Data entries
§
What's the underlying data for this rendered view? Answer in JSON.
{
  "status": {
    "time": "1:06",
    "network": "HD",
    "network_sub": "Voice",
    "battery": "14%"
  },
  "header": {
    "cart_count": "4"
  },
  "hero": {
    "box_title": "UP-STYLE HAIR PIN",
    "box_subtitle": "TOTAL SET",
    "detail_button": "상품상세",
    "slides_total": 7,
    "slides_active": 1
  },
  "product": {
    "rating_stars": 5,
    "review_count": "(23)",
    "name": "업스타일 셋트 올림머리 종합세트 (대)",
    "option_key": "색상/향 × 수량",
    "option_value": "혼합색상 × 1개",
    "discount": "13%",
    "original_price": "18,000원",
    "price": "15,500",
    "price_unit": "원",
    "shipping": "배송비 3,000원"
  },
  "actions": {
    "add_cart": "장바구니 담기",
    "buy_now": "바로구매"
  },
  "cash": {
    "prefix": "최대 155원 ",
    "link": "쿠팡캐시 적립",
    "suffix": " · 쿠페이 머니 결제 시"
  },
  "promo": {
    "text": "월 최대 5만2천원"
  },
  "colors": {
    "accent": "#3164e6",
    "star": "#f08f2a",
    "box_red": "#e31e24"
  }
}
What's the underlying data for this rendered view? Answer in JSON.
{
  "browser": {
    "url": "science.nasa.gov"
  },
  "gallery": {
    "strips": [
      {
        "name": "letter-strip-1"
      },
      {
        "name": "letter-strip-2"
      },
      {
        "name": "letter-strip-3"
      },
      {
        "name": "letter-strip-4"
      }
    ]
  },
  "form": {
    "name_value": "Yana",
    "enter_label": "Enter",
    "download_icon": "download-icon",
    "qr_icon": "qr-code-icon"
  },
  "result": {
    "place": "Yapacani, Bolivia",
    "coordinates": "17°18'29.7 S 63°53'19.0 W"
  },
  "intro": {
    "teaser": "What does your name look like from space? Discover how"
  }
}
§
Request: Copy out each line exactly.

Solution for this exercise:
What's the underlying data for this rendered view? Answer in JSON.
{
  "status": {
    "time": "1:06",
    "network": "HD",
    "network_sub": "Voice",
    "battery": "14%"
  },
  "header": {
    "cart_count": "4"
  },
  "hero": {
    "box_title": "UP-STYLE HAIR PIN",
    "box_subtitle": "TOTAL SET",
    "detail_button": "상품상세",
    "slides_total": 7,
    "slides_active": 1
  },
  "product": {
    "rating_stars": 5,
    "review_count": "(23)",
    "name": "업스타일 셋트 올림머리 종합세트 (대)",
    "option_key": "색상/향 × 수량",
    "option_value": "혼합색상 × 1개",
    "discount": "13%",
    "original_price": "18,000원",
    "price": "15,500",
    "price_unit": "원",
    "shipping": "배송비 3,000원"
  },
  "actions": {
    "add_cart": "장바구니 담기",
    "buy_now": "바로구매"
  },
  "cash": {
    "prefix": "최대 155원 ",
    "link": "쿠팡캐시 적립",
    "suffix": " · 쿠페이 머니 결제 시"
  },
  "promo": {
    "text": "월 최대 5만2천원"
  },
  "colors": {
    "accent": "#3164e6",
    "star": "#f08f2a",
    "box_red": "#e31e24"
  }
}
What's the underlying data for this rendered view? Answer in JSON.
{
  "browser": {
    "url": "science.nasa.gov"
  },
  "gallery": {
    "strips": [
      {
        "name": "letter-strip-1"
      },
      {
        "name": "letter-strip-2"
      },
      {
        "name": "letter-strip-3"
      },
      {
        "name": "letter-strip-4"
      }
    ]
  },
  "form": {
    "name_value": "Yana",
    "enter_label": "Enter",
    "download_icon": "download-icon",
    "qr_icon": "qr-code-icon"
  },
  "result": {
    "place": "Yapacani, Bolivia",
    "coordinates": "17°18'29.7 S 63°53'19.0 W"
  },
  "intro": {
    "teaser": "What does your name look like from space? Discover how"
  }
}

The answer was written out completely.